Directions
Would you copy out the whole listing exactly as given?

[Begin]

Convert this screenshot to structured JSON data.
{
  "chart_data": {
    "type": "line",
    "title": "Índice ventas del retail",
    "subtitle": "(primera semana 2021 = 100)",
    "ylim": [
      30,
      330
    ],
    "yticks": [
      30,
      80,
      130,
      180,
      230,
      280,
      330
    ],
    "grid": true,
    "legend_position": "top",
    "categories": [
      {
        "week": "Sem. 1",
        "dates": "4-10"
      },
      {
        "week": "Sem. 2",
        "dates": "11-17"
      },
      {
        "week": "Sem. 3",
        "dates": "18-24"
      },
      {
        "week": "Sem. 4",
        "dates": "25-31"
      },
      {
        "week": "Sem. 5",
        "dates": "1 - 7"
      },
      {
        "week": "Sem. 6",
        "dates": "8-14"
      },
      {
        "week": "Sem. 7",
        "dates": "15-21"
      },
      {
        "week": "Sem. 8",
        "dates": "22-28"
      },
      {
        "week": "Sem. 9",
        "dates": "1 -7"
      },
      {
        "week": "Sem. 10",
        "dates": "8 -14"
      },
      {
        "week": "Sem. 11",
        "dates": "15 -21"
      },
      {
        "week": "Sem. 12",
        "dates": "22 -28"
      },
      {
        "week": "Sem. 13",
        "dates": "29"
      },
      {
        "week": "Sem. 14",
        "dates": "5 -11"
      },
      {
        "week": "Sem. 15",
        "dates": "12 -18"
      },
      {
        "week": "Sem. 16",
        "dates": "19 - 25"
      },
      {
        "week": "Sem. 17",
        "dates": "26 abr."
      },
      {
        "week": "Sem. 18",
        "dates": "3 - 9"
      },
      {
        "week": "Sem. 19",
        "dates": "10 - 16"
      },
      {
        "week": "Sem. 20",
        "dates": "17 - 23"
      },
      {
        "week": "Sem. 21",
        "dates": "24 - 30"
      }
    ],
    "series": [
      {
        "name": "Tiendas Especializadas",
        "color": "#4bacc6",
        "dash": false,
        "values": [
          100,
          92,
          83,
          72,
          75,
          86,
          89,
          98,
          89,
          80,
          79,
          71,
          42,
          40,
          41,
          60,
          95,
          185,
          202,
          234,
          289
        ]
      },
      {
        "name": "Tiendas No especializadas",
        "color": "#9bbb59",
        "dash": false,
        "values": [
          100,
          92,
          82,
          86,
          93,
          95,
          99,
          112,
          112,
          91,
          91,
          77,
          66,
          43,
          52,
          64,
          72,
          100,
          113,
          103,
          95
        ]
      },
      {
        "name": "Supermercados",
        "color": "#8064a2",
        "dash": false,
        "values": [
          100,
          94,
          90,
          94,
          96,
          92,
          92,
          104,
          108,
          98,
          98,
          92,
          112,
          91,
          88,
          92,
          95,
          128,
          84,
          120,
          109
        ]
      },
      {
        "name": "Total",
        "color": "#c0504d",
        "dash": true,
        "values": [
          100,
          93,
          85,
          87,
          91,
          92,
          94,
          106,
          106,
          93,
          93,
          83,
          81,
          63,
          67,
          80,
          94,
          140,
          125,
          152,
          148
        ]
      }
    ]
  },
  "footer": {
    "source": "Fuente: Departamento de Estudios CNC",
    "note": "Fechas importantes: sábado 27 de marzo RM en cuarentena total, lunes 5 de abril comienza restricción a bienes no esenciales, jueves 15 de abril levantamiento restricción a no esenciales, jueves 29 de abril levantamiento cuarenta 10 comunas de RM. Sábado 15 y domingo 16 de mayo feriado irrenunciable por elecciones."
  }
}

[End]

Response to this task
Convert this screenshot to structured JSON data.
{
  "chart_data": {
    "type": "line",
    "title": "Índice ventas del retail",
    "subtitle": "(primera semana 2021 = 100)",
    "ylim": [
      30,
      330
    ],
    "yticks": [
      30,
      80,
      130,
      180,
      230,
      280,
      330
    ],
    "grid": true,
    "legend_position": "top",
    "categories": [
      {
        "week": "Sem. 1",
        "dates": "4-10"
      },
      {
        "week": "Sem. 2",
        "dates": "11-17"
      },
      {
        "week": "Sem. 3",
        "dates": "18-24"
      },
      {
        "week": "Sem. 4",
        "dates": "25-31"
      },
      {
        "week": "Sem. 5",
        "dates": "1 - 7"
      },
      {
        "week": "Sem. 6",
        "dates": "8-14"
      },
      {
        "week": "Sem. 7",
        "dates": "15-21"
      },
      {
        "week": "Sem. 8",
        "dates": "22-28"
      },
      {
        "week": "Sem. 9",
        "dates": "1 -7"
      },
      {
        "week": "Sem. 10",
        "dates": "8 -14"
      },
      {
        "week": "Sem. 11",
        "dates": "15 -21"
      },
      {
        "week": "Sem. 12",
        "dates": "22 -28"
      },
      {
        "week": "Sem. 13",
        "dates": "29"
      },
      {
        "week": "Sem. 14",
        "dates": "5 -11"
      },
      {
        "week": "Sem. 15",
        "dates": "12 -18"
      },
      {
        "week": "Sem. 16",
        "dates": "19 - 25"
      },
      {
        "week": "Sem. 17",
        "dates": "26 abr."
      },
      {
        "week": "Sem. 18",
        "dates": "3 - 9"
      },
      {
        "week": "Sem. 19",
        "dates": "10 - 16"
      },
      {
        "week": "Sem. 20",
        "dates": "17 - 23"
      },
      {
        "week": "Sem. 21",
        "dates": "24 - 30"
      }
    ],
    "series": [
      {
        "name": "Tiendas Especializadas",
        "color": "#4bacc6",
        "dash": false,
        "values": [
          100,
          92,
          83,
          72,
          75,
          86,
          89,
          98,
          89,
          80,
          79,
          71,
          42,
          40,
          41,
          60,
          95,
          185,
          202,
          234,
          289
        ]
      },
      {
        "name": "Tiendas No especializadas",
        "color": "#9bbb59",
        "dash": false,
        "values": [
          100,
          92,
          82,
          86,
          93,
          95,
          99,
          112,
          112,
          91,
          91,
          77,
          66,
          43,
          52,
          64,
          72,
          100,
          113,
          103,
          95
        ]
      },
      {
        "name": "Supermercados",
        "color": "#8064a2",
        "dash": false,
        "values": [
          100,
          94,
          90,
          94,
          96,
          92,
          92,
          104,
          108,
          98,
          98,
          92,
          112,
          91,
          88,
          92,
          95,
          128,
          84,
          120,
          109
        ]
      },
      {
        "name": "Total",
        "color": "#c0504d",
        "dash": true,
        "values": [
          100,
          93,
          85,
          87,
          91,
          92,
          94,
          106,
          106,
          93,
          93,
          83,
          81,
          63,
          67,
          80,
          94,
          140,
          125,
          152,
          148
        ]
      }
    ]
  },
  "footer": {
    "source": "Fuente: Departamento de Estudios CNC",
    "note": "Fechas importantes: sábado 27 de marzo RM en cuarentena total, lunes 5 de abril comienza restricción a bienes no esenciales, jueves 15 de abril levantamiento restricción a no esenciales, jueves 29 de abril levantamiento cuarenta 10 comunas de RM. Sábado 15 y domingo 16 de mayo feriado irrenunciable por elecciones."
  }
}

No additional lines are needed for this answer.